#### [Task details]
From the entries below, gather each line containing the word "name".

(Data entries)
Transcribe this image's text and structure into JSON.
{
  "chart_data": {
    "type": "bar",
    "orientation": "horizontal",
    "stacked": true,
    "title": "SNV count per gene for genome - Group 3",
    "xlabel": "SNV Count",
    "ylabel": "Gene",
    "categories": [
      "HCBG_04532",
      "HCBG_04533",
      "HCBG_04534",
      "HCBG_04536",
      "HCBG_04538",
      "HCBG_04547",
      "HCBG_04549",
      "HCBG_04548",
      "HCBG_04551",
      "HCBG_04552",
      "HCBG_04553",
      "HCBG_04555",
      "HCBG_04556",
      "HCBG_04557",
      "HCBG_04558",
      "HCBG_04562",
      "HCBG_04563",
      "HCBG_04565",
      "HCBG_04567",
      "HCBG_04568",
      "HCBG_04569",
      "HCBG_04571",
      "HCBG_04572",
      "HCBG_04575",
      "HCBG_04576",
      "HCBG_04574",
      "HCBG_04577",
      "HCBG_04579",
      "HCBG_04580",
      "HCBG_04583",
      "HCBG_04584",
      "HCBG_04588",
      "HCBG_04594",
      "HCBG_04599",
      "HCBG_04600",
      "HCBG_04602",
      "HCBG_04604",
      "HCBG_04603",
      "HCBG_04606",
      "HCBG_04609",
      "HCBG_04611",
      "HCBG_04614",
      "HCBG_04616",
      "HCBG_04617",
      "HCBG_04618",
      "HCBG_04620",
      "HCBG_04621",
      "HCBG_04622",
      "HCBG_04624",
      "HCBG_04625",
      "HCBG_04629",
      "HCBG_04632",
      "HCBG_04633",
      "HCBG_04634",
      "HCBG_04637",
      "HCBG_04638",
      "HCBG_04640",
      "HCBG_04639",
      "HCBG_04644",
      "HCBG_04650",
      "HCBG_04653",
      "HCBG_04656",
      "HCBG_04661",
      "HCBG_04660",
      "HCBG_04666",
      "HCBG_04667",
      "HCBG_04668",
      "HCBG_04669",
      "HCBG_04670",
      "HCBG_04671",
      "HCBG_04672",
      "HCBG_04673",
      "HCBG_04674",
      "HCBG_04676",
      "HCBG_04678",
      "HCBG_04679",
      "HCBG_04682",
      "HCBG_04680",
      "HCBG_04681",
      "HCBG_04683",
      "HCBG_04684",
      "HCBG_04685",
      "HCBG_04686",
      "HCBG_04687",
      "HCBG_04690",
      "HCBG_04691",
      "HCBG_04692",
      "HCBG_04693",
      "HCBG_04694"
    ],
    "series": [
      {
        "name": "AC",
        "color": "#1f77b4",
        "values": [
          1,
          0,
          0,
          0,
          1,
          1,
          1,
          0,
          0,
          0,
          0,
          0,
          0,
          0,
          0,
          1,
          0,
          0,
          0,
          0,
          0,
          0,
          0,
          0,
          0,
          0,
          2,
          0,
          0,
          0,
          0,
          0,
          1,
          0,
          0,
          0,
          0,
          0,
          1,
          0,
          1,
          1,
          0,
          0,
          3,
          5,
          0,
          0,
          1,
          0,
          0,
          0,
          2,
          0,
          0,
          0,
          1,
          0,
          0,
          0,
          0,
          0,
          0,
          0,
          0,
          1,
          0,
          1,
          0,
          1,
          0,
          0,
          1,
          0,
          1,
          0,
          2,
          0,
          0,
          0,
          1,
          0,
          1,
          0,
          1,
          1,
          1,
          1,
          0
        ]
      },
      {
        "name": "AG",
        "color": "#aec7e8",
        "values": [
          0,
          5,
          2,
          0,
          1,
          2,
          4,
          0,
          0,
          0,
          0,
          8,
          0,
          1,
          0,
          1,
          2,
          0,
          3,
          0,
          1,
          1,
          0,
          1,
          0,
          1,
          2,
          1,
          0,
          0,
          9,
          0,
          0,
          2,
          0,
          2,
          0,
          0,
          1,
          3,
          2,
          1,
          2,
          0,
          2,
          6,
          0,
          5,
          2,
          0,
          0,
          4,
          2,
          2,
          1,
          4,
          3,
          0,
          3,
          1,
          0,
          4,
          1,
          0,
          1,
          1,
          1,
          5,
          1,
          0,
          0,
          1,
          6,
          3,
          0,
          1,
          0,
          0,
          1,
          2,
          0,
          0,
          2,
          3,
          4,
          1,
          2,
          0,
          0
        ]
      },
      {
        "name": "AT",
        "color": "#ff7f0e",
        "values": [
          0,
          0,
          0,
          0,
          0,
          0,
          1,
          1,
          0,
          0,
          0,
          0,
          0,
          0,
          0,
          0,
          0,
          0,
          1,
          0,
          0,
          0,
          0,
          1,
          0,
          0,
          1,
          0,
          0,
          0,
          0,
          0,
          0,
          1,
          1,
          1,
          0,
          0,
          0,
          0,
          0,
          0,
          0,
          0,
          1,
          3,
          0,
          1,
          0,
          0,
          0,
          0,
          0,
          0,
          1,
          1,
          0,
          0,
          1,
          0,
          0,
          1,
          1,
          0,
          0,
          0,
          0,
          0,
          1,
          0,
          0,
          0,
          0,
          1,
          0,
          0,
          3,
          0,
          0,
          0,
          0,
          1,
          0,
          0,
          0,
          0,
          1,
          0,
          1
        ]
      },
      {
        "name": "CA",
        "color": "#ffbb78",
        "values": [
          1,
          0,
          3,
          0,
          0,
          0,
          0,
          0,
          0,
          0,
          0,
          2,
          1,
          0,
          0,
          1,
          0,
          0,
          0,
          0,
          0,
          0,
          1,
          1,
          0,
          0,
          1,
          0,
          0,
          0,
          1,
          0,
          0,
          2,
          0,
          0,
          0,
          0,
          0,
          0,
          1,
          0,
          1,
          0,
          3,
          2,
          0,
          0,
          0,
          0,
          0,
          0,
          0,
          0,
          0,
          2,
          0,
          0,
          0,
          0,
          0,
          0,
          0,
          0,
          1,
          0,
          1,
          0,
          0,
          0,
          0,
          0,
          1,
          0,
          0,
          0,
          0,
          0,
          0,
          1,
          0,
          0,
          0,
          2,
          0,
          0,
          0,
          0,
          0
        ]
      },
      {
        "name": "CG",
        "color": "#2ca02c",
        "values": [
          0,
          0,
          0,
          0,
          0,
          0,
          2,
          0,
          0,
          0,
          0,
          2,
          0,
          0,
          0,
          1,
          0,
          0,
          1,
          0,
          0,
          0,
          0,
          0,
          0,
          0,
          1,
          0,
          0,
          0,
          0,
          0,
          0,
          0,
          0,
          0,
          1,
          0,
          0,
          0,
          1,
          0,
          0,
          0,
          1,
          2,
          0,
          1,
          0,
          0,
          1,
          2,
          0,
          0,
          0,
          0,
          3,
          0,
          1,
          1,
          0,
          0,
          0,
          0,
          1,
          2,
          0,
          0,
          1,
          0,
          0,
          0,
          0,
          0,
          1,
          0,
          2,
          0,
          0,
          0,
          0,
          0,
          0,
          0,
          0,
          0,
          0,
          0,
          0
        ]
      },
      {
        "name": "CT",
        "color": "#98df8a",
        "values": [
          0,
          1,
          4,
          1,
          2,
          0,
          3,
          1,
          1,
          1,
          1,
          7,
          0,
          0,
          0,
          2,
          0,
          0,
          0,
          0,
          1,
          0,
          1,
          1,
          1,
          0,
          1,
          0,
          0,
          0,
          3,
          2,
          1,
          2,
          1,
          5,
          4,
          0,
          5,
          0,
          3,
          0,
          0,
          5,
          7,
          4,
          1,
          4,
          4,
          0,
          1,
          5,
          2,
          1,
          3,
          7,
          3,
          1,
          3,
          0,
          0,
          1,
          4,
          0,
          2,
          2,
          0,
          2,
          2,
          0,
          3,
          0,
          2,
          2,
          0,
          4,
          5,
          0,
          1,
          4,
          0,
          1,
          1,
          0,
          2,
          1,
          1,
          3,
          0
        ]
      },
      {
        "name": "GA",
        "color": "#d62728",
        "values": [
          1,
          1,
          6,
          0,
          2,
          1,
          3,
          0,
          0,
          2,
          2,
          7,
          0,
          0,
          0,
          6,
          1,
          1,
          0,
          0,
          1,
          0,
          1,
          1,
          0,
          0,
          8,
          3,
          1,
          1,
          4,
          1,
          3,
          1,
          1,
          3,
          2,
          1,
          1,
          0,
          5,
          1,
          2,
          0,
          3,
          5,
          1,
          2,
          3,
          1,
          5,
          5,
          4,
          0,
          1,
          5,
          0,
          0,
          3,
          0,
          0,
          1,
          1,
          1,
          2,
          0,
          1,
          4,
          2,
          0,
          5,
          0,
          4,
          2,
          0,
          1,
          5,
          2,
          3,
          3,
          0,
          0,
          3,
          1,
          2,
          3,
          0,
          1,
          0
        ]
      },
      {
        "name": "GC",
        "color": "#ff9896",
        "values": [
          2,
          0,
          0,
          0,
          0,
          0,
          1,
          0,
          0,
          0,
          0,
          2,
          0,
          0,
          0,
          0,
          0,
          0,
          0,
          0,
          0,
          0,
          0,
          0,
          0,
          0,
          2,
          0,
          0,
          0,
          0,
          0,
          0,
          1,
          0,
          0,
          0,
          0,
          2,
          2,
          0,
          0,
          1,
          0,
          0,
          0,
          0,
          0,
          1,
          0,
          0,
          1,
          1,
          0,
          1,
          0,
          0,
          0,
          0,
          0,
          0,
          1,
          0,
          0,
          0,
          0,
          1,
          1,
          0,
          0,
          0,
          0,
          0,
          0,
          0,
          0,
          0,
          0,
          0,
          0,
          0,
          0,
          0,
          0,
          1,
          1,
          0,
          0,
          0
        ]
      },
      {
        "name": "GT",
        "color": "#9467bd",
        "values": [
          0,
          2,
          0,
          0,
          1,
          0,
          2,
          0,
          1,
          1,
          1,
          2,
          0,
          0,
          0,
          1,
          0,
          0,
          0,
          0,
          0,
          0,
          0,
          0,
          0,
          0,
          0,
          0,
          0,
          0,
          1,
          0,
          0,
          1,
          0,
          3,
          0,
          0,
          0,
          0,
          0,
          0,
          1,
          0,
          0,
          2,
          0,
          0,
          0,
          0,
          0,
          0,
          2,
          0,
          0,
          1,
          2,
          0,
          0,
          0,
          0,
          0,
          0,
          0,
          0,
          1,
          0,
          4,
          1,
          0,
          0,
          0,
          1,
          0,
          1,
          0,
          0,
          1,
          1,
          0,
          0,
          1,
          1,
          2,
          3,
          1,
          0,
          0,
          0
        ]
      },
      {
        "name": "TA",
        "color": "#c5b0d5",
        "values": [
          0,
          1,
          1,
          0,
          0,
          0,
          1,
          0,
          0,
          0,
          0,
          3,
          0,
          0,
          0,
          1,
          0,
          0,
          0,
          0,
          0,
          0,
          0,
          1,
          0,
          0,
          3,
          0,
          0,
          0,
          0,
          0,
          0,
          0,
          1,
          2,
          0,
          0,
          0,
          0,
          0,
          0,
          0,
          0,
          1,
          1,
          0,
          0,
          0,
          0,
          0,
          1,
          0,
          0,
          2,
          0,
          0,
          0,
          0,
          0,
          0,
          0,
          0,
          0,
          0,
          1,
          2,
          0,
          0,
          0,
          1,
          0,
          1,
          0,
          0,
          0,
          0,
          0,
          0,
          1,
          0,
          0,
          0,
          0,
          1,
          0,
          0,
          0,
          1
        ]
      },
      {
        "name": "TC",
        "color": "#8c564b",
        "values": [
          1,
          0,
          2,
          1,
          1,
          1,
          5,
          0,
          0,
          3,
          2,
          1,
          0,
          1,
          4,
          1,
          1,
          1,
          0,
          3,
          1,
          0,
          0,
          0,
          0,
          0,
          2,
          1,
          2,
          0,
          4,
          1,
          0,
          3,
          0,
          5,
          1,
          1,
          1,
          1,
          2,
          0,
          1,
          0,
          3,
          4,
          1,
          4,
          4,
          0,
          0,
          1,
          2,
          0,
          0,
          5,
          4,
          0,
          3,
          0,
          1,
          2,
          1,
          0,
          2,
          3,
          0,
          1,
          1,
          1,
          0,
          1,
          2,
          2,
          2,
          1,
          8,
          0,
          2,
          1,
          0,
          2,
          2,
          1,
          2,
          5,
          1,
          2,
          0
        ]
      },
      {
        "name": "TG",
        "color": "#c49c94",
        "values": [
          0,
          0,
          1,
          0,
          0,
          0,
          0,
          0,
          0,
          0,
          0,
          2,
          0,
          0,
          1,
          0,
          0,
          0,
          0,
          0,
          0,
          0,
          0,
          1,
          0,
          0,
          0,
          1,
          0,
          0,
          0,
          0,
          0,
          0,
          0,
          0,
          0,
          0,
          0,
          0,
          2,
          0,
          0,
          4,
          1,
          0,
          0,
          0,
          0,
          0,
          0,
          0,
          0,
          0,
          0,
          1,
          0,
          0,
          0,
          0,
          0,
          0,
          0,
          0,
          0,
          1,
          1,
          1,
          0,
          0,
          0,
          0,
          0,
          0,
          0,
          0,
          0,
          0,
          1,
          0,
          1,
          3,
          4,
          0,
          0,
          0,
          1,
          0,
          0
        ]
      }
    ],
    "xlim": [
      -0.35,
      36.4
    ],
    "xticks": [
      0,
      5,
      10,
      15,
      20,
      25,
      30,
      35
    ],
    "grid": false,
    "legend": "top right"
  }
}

#### [Finished exercise]
        "name": "AC",
        "name": "AG",
        "name": "AT",
        "name": "CA",
        "name": "CG",
        "name": "CT",
        "name": "GA",
        "name": "GC",
        "name": "GT",
        "name": "TA",
        "name": "TC",
        "name": "TG",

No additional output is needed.